### Your objective
Write every record out again exactly as given.

### Exercise input
━━━━━━━━━━
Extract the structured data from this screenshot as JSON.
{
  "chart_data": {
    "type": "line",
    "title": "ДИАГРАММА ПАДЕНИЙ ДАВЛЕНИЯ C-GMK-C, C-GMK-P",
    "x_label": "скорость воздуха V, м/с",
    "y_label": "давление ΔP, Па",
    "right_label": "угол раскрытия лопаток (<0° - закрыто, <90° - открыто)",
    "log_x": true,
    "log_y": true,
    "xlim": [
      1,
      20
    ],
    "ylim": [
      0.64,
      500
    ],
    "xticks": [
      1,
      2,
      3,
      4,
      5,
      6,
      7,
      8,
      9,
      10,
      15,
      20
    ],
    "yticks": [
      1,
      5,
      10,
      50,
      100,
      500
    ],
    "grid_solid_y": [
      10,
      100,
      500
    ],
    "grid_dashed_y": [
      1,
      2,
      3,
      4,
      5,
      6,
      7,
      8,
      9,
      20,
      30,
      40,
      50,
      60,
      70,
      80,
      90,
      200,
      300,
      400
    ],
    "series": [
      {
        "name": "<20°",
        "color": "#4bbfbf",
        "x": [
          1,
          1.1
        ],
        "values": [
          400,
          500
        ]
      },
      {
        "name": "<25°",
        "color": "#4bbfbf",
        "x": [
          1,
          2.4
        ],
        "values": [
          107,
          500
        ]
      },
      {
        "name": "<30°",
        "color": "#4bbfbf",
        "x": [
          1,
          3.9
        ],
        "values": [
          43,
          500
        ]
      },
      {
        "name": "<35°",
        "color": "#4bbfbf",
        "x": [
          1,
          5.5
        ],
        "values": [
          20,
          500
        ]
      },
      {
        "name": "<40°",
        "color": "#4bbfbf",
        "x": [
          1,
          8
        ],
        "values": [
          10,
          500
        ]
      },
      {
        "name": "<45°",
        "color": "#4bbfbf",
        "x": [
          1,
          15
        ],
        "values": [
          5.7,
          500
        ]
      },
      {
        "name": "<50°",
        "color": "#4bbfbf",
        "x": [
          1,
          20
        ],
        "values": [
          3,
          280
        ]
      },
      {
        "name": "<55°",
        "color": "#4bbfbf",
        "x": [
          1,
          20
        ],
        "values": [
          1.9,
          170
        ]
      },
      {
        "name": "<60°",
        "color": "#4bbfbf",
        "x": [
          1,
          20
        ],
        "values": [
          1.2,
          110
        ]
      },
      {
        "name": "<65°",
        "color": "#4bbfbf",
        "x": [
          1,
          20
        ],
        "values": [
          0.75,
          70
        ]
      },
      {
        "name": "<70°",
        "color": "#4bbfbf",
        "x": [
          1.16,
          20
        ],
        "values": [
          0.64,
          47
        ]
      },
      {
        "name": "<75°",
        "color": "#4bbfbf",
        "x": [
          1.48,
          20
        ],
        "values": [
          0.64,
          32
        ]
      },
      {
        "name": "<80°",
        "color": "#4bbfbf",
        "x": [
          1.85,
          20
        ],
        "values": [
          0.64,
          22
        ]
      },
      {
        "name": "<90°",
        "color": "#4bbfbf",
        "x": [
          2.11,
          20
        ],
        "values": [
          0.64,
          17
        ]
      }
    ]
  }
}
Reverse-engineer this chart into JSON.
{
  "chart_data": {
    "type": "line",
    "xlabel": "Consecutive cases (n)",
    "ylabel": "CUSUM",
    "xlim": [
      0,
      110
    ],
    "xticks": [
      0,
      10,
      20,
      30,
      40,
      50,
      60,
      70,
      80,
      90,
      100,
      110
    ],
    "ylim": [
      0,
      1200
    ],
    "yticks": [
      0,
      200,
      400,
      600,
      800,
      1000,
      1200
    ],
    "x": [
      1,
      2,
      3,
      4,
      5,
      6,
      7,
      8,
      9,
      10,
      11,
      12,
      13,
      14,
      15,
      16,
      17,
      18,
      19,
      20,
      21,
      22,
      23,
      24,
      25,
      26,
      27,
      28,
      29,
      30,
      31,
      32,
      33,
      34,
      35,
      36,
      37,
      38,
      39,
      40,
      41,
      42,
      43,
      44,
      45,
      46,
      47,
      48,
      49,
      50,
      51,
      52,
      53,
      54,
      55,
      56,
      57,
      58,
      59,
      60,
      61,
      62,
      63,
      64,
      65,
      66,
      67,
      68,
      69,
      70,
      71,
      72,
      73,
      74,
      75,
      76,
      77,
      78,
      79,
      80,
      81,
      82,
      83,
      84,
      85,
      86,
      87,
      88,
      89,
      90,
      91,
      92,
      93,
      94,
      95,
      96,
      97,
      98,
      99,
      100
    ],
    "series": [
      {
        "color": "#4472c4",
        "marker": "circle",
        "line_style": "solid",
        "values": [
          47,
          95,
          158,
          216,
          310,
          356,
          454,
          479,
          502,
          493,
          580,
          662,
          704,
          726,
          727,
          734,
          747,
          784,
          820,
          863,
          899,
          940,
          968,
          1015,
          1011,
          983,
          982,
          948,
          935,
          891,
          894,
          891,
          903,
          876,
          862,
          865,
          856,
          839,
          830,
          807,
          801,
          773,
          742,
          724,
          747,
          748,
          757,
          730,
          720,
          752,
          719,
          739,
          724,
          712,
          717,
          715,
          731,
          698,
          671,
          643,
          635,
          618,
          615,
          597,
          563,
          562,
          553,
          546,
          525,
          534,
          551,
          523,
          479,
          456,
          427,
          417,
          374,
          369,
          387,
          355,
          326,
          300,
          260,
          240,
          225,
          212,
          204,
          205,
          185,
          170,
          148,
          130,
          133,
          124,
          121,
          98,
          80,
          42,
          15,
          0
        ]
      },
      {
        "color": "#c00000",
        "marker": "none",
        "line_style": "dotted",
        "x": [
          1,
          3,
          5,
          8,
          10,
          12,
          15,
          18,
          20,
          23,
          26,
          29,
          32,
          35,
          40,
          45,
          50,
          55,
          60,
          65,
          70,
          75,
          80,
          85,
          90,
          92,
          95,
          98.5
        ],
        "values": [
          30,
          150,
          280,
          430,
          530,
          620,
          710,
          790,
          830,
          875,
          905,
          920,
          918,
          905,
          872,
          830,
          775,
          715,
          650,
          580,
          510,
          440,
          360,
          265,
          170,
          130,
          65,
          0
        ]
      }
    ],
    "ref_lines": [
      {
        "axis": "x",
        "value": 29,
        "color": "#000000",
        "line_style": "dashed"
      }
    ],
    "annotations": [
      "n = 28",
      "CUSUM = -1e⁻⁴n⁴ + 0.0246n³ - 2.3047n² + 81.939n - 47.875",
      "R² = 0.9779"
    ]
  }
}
━━━━━━━━━━
### Solution to this exercise
Extract the structured data from this screenshot as JSON.
{
  "chart_data": {
    "type": "line",
    "title": "ДИАГРАММА ПАДЕНИЙ ДАВЛЕНИЯ C-GMK-C, C-GMK-P",
    "x_label": "скорость воздуха V, м/с",
    "y_label": "давление ΔP, Па",
    "right_label": "угол раскрытия лопаток (<0° - закрыто, <90° - открыто)",
    "log_x": true,
    "log_y": true,
    "xlim": [
      1,
      20
    ],
    "ylim": [
      0.64,
      500
    ],
    "xticks": [
      1,
      2,
      3,
      4,
      5,
      6,
      7,
      8,
      9,
      10,
      15,
      20
    ],
    "yticks": [
      1,
      5,
      10,
      50,
      100,
      500
    ],
    "grid_solid_y": [
      10,
      100,
      500
    ],
    "grid_dashed_y": [
      1,
      2,
      3,
      4,
      5,
      6,
      7,
      8,
      9,
      20,
      30,
      40,
      50,
      60,
      70,
      80,
      90,
      200,
      300,
      400
    ],
    "series": [
      {
        "name": "<20°",
        "color": "#4bbfbf",
        "x": [
          1,
          1.1
        ],
        "values": [
          400,
          500
        ]
      },
      {
        "name": "<25°",
        "color": "#4bbfbf",
        "x": [
          1,
          2.4
        ],
        "values": [
          107,
          500
        ]
      },
      {
        "name": "<30°",
        "color": "#4bbfbf",
        "x": [
          1,
          3.9
        ],
        "values": [
          43,
          500
        ]
      },
      {
        "name": "<35°",
        "color": "#4bbfbf",
        "x": [
          1,
          5.5
        ],
        "values": [
          20,
          500
        ]
      },
      {
        "name": "<40°",
        "color": "#4bbfbf",
        "x": [
          1,
          8
        ],
        "values": [
          10,
          500
        ]
      },
      {
        "name": "<45°",
        "color": "#4bbfbf",
        "x": [
          1,
          15
        ],
        "values": [
          5.7,
          500
        ]
      },
      {
        "name": "<50°",
        "color": "#4bbfbf",
        "x": [
          1,
          20
        ],
        "values": [
          3,
          280
        ]
      },
      {
        "name": "<55°",
        "color": "#4bbfbf",
        "x": [
          1,
          20
        ],
        "values": [
          1.9,
          170
        ]
      },
      {
        "name": "<60°",
        "color": "#4bbfbf",
        "x": [
          1,
          20
        ],
        "values": [
          1.2,
          110
        ]
      },
      {
        "name": "<65°",
        "color": "#4bbfbf",
        "x": [
          1,
          20
        ],
        "values": [
          0.75,
          70
        ]
      },
      {
        "name": "<70°",
        "color": "#4bbfbf",
        "x": [
          1.16,
          20
        ],
        "values": [
          0.64,
          47
        ]
      },
      {
        "name": "<75°",
        "color": "#4bbfbf",
        "x": [
          1.48,
          20
        ],
        "values": [
          0.64,
          32
        ]
      },
      {
        "name": "<80°",
        "color": "#4bbfbf",
        "x": [
          1.85,
          20
        ],
        "values": [
          0.64,
          22
        ]
      },
      {
        "name": "<90°",
        "color": "#4bbfbf",
        "x": [
          2.11,
          20
        ],
        "values": [
          0.64,
          17
        ]
      }
    ]
  }
}
Reverse-engineer this chart into JSON.
{
  "chart_data": {
    "type": "line",
    "xlabel": "Consecutive cases (n)",
    "ylabel": "CUSUM",
    "xlim": [
      0,
      110
    ],
    "xticks": [
      0,
      10,
      20,
      30,
      40,
      50,
      60,
      70,
      80,
      90,
      100,
      110
    ],
    "ylim": [
      0,
      1200
    ],
    "yticks": [
      0,
      200,
      400,
      600,
      800,
      1000,
      1200
    ],
    "x": [
      1,
      2,
      3,
      4,
      5,
      6,
      7,
      8,
      9,
      10,
      11,
      12,
      13,
      14,
      15,
      16,
      17,
      18,
      19,
      20,
      21,
      22,
      23,
      24,
      25,
      26,
      27,
      28,
      29,
      30,
      31,
      32,
      33,
      34,
      35,
      36,
      37,
      38,
      39,
      40,
      41,
      42,
      43,
      44,
      45,
      46,
      47,
      48,
      49,
      50,
      51,
      52,
      53,
      54,
      55,
      56,
      57,
      58,
      59,
      60,
      61,
      62,
      63,
      64,
      65,
      66,
      67,
      68,
      69,
      70,
      71,
      72,
      73,
      74,
      75,
      76,
      77,
      78,
      79,
      80,
      81,
      82,
      83,
      84,
      85,
      86,
      87,
      88,
      89,
      90,
      91,
      92,
      93,
      94,
      95,
      96,
      97,
      98,
      99,
      100
    ],
    "series": [
      {
        "color": "#4472c4",
        "marker": "circle",
        "line_style": "solid",
        "values": [
          47,
          95,
          158,
          216,
          310,
          356,
          454,
          479,
          502,
          493,
          580,
          662,
          704,
          726,
          727,
          734,
          747,
          784,
          820,
          863,
          899,
          940,
          968,
          1015,
          1011,
          983,
          982,
          948,
          935,
          891,
          894,
          891,
          903,
          876,
          862,
          865,
          856,
          839,
          830,
          807,
          801,
          773,
          742,
          724,
          747,
          748,
          757,
          730,
          720,
          752,
          719,
          739,
          724,
          712,
          717,
          715,
          731,
          698,
          671,
          643,
          635,
          618,
          615,
          597,
          563,
          562,
          553,
          546,
          525,
          534,
          551,
          523,
          479,
          456,
          427,
          417,
          374,
          369,
          387,
          355,
          326,
          300,
          260,
          240,
          225,
          212,
          204,
          205,
          185,
          170,
          148,
          130,
          133,
          124,
          121,
          98,
          80,
          42,
          15,
          0
        ]
      },
      {
        "color": "#c00000",
        "marker": "none",
        "line_style": "dotted",
        "x": [
          1,
          3,
          5,
          8,
          10,
          12,
          15,
          18,
          20,
          23,
          26,
          29,
          32,
          35,
          40,
          45,
          50,
          55,
          60,
          65,
          70,
          75,
          80,
          85,
          90,
          92,
          95,
          98.5
        ],
        "values": [
          30,
          150,
          280,
          430,
          530,
          620,
          710,
          790,
          830,
          875,
          905,
          920,
          918,
          905,
          872,
          830,
          775,
          715,
          650,
          580,
          510,
          440,
          360,
          265,
          170,
          130,
          65,
          0
        ]
      }
    ],
    "ref_lines": [
      {
        "axis": "x",
        "value": 29,
        "color": "#000000",
        "line_style": "dashed"
      }
    ],
    "annotations": [
      "n = 28",
      "CUSUM = -1e⁻⁴n⁴ + 0.0246n³ - 2.3047n² + 81.939n - 47.875",
      "R² = 0.9779"
    ]
  }
}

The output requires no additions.